STATED EXERCISE → Calculate how many lines in the following records hold the word "коррупционных", and report that number without comment.

══════════

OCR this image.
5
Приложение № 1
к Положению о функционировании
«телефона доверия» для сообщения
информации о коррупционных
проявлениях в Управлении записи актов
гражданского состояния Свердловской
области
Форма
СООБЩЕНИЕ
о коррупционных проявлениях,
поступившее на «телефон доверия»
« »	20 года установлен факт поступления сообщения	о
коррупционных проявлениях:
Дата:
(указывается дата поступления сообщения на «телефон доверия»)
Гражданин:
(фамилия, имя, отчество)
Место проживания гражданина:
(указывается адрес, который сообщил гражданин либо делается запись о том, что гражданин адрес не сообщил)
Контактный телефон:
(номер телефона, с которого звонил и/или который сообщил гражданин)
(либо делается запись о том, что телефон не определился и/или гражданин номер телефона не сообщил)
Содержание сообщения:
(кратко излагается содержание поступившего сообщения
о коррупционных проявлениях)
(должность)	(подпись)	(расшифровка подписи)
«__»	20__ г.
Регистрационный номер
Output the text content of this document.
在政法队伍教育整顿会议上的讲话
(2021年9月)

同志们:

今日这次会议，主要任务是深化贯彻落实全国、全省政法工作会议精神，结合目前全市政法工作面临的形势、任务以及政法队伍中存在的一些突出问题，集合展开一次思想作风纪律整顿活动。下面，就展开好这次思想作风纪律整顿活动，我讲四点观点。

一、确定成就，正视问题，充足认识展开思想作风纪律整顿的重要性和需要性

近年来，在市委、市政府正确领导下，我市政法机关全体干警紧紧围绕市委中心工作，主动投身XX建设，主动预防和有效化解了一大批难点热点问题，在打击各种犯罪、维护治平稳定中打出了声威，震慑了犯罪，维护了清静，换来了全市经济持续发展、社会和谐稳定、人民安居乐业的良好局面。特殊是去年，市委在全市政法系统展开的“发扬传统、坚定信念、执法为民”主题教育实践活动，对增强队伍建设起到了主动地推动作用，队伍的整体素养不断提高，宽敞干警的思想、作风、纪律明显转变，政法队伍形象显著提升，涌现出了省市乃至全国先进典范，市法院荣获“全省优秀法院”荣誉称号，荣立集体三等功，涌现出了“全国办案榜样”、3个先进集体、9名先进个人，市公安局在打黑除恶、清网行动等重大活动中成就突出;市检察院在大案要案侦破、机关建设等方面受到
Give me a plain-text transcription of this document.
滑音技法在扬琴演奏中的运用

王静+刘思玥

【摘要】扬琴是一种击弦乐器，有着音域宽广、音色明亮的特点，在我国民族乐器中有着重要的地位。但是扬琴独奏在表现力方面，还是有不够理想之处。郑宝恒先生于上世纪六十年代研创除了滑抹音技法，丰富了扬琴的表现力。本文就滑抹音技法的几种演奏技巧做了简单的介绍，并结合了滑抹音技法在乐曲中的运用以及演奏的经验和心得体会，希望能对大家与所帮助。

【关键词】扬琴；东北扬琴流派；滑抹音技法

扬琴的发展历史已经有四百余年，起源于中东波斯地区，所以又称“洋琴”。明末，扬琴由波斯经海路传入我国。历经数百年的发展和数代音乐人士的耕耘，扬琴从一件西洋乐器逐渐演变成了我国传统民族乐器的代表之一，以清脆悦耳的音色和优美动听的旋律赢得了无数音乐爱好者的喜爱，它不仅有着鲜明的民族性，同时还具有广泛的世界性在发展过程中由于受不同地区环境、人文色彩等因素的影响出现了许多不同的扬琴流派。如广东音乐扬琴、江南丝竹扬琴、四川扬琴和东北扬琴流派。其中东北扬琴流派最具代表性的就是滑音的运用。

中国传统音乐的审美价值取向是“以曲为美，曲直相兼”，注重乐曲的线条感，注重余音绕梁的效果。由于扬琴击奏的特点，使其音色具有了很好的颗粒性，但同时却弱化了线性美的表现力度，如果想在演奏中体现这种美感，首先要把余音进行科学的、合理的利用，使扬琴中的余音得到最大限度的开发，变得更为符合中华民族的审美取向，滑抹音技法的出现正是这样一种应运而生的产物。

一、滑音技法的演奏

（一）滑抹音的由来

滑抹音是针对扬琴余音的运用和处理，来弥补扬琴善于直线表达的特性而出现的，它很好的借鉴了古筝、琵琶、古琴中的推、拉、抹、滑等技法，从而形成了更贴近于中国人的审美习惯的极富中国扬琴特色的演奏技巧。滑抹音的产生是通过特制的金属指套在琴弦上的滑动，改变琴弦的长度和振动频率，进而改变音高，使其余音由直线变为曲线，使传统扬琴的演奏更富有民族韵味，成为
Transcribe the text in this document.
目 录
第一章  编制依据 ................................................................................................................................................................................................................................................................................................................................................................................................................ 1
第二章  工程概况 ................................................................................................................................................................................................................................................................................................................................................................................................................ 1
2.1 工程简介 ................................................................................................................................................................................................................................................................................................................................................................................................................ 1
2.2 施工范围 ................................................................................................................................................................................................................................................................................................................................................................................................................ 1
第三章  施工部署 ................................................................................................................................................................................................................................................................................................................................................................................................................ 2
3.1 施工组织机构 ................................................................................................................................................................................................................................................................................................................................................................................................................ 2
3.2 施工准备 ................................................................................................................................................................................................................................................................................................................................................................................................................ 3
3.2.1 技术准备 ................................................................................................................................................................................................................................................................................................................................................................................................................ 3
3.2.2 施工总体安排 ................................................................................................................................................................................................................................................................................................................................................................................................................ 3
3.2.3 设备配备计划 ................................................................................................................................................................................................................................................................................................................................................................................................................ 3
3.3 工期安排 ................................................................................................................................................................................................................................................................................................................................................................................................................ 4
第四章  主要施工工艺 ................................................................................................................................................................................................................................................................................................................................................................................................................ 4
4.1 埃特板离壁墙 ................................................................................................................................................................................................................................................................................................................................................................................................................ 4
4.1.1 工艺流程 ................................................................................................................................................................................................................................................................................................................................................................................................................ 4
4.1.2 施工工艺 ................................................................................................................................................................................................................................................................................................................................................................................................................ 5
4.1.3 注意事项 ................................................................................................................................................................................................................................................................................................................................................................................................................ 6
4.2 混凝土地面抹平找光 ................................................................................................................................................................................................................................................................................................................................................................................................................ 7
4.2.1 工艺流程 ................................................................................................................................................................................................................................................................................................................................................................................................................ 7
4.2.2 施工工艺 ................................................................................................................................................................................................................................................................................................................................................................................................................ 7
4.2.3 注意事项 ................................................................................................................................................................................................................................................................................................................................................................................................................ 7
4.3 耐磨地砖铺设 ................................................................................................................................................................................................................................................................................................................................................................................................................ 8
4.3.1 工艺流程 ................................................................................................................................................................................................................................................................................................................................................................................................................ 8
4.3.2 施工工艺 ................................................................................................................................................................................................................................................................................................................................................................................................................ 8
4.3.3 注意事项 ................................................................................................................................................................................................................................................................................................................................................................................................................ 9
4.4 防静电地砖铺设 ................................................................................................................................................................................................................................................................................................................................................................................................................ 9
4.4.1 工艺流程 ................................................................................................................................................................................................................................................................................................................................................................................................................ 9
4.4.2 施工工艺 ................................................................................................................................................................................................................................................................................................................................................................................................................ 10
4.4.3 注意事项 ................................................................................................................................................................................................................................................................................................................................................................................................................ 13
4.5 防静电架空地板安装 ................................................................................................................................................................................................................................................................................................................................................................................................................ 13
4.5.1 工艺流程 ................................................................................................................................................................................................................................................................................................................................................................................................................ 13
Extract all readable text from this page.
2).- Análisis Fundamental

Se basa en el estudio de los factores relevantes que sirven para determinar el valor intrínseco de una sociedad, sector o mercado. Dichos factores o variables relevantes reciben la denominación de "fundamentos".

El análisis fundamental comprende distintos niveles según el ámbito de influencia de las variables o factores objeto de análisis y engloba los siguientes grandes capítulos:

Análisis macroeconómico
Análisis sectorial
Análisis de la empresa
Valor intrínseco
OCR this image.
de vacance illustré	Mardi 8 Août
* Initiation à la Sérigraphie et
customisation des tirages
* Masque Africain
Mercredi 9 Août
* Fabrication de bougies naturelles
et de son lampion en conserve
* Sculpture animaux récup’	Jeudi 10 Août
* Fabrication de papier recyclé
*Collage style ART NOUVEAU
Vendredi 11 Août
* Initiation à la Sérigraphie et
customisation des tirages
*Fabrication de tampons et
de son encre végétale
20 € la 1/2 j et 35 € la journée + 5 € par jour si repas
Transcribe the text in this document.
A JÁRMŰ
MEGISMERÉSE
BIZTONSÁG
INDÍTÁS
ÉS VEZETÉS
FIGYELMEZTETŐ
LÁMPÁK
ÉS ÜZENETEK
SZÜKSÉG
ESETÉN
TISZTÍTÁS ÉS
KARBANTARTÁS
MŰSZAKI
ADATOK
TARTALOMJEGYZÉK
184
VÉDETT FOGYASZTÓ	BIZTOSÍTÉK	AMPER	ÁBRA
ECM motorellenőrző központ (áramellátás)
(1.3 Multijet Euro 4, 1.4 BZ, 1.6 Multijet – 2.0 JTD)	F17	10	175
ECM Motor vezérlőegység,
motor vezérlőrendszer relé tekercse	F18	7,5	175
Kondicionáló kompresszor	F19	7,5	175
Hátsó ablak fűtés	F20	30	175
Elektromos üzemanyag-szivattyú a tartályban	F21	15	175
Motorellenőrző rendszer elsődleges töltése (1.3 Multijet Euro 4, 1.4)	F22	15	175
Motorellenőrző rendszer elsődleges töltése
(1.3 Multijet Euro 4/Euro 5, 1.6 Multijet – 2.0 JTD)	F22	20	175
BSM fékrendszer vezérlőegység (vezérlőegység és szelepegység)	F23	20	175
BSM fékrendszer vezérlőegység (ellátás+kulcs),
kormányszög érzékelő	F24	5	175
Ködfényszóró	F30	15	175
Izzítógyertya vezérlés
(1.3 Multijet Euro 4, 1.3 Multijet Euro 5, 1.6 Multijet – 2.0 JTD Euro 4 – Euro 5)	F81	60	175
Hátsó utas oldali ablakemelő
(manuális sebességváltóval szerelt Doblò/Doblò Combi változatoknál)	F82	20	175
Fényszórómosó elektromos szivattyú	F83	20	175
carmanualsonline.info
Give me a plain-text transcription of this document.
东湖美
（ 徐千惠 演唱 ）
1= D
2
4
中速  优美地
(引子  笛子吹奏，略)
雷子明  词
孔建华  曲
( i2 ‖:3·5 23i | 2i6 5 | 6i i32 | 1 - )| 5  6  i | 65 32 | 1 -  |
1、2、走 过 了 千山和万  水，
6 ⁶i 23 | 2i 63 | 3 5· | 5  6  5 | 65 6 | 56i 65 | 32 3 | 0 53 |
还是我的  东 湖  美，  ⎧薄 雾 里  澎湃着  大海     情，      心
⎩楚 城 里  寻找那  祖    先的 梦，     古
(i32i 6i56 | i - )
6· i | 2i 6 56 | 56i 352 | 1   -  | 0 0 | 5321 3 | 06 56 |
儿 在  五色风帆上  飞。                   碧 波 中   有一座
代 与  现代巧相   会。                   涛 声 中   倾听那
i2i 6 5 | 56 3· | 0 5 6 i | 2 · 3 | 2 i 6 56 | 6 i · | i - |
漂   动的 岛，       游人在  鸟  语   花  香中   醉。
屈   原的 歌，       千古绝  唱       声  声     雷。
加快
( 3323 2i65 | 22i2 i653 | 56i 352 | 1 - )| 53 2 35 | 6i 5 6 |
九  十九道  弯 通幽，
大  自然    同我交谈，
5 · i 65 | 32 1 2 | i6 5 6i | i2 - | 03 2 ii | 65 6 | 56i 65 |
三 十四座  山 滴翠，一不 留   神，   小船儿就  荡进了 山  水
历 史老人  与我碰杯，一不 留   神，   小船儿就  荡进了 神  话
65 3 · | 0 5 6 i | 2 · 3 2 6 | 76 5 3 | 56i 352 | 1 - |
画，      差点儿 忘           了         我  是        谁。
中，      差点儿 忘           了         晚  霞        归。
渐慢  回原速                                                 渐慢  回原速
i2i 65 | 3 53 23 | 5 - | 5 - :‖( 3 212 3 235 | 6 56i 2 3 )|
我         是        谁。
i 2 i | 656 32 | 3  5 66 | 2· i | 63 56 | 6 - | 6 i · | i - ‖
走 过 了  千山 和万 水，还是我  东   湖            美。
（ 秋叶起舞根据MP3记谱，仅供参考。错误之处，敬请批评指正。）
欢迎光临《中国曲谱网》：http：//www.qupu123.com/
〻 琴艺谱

══════════

COMPLETE OUTPUT → 4